* [The request]
Go through the records and show each line where the word "لازم" occurs.

(Stored entries)
········

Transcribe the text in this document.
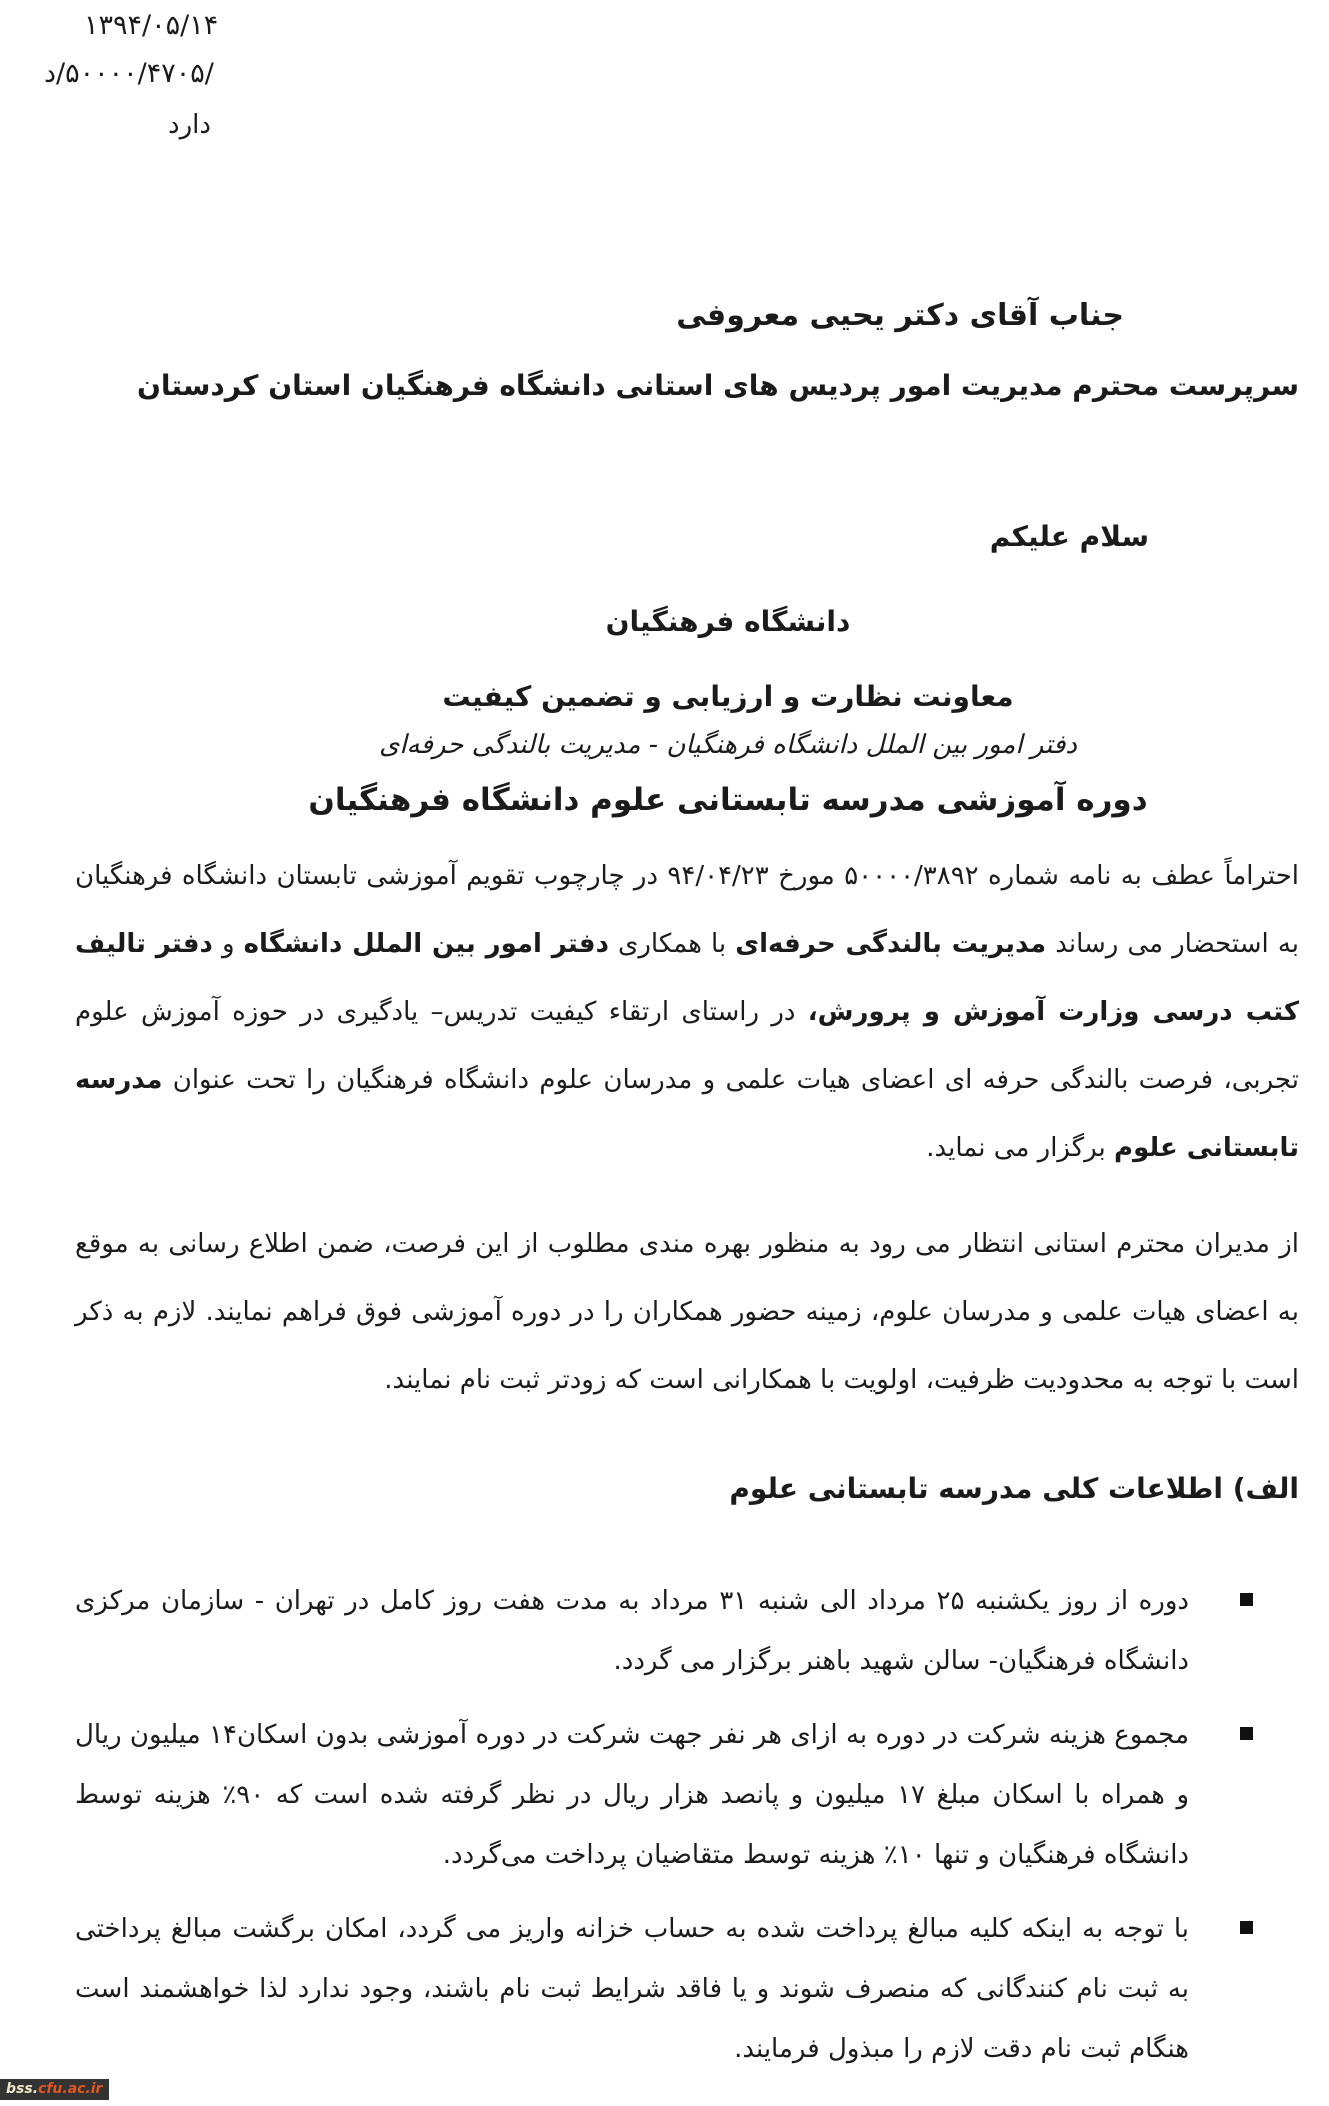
۱۳۹۴/۰۵/۱۴
/۵۰۰۰۰/۴۷۰۵/د
دارد
جناب آقای دکتر یحیی معروفی
سرپرست محترم مدیریت امور پردیس های استانی دانشگاه فرهنگیان استان کردستان
سلام علیکم
دانشگاه فرهنگیان
معاونت نظارت و ارزیابی و تضمین کیفیت
دفتر امور بین الملل دانشگاه فرهنگیان - مدیریت بالندگی حرفه‌ای
دوره آموزشی مدرسه تابستانی علوم دانشگاه فرهنگیان

احتراماً عطف به نامه شماره ۵۰۰۰۰/۳۸۹۲ مورخ ۹۴/۰۴/۲۳ در چارچوب تقویم آموزشی تابستان دانشگاه فرهنگیان به استحضار می رساند مدیریت بالندگی حرفه‌ای با همکاری دفتر امور بین الملل دانشگاه و دفتر تالیف کتب درسی وزارت آموزش و پرورش، در راستای ارتقاء کیفیت تدریس– یادگیری در حوزه آموزش علوم تجربی، فرصت بالندگی حرفه ای اعضای هیات علمی و مدرسان علوم دانشگاه فرهنگیان را تحت عنوان مدرسه تابستانی علوم برگزار می نماید.

از مدیران محترم استانی انتظار می رود به منظور بهره مندی مطلوب از این فرصت، ضمن اطلاع رسانی به موقع به اعضای هیات علمی و مدرسان علوم، زمینه حضور همکاران را در دوره آموزشی فوق فراهم نمایند. لازم به ذکر است با توجه به محدودیت ظرفیت، اولویت با همکارانی است که زودتر ثبت نام نمایند.

الف) اطلاعات کلی مدرسه تابستانی علوم
دوره از روز یکشنبه ۲۵ مرداد الی شنبه ۳۱ مرداد به مدت هفت روز کامل در تهران - سازمان مرکزی دانشگاه فرهنگیان- سالن شهید باهنر برگزار می گردد.
مجموع هزینه شرکت در دوره به ازای هر نفر جهت شرکت در دوره آموزشی بدون اسکان۱۴ میلیون ریال و همراه با اسکان مبلغ ۱۷ میلیون و پانصد هزار ریال در نظر گرفته شده است که ٪۹۰ هزینه توسط دانشگاه فرهنگیان و تنها ٪۱۰ هزینه توسط متقاضیان پرداخت می‌گردد.
با توجه به اینکه کلیه مبالغ پرداخت شده به حساب خزانه واریز می گردد، امکان برگشت مبالغ پرداختی به ثبت نام کنندگانی که منصرف شوند و یا فاقد شرایط ثبت نام باشند، وجود ندارد لذا خواهشمند است هنگام ثبت نام دقت لازم را مبذول فرمایند.
bss.cfu.ac.ir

········

* [Full output]
از مدیران محترم استانی انتظار می رود به منظور بهره مندی مطلوب از این فرصت، ضمن اطلاع رسانی به موقع به اعضای هیات علمی و مدرسان علوم، زمینه حضور همکاران را در دوره آموزشی فوق فراهم نمایند. لازم به ذکر است با توجه به محدودیت ظرفیت، اولویت با همکارانی است که زودتر ثبت نام نمایند.
با توجه به اینکه کلیه مبالغ پرداخت شده به حساب خزانه واریز می گردد، امکان برگشت مبالغ پرداختی به ثبت نام کنندگانی که منصرف شوند و یا فاقد شرایط ثبت نام باشند، وجود ندارد لذا خواهشمند است هنگام ثبت نام دقت لازم را مبذول فرمایند.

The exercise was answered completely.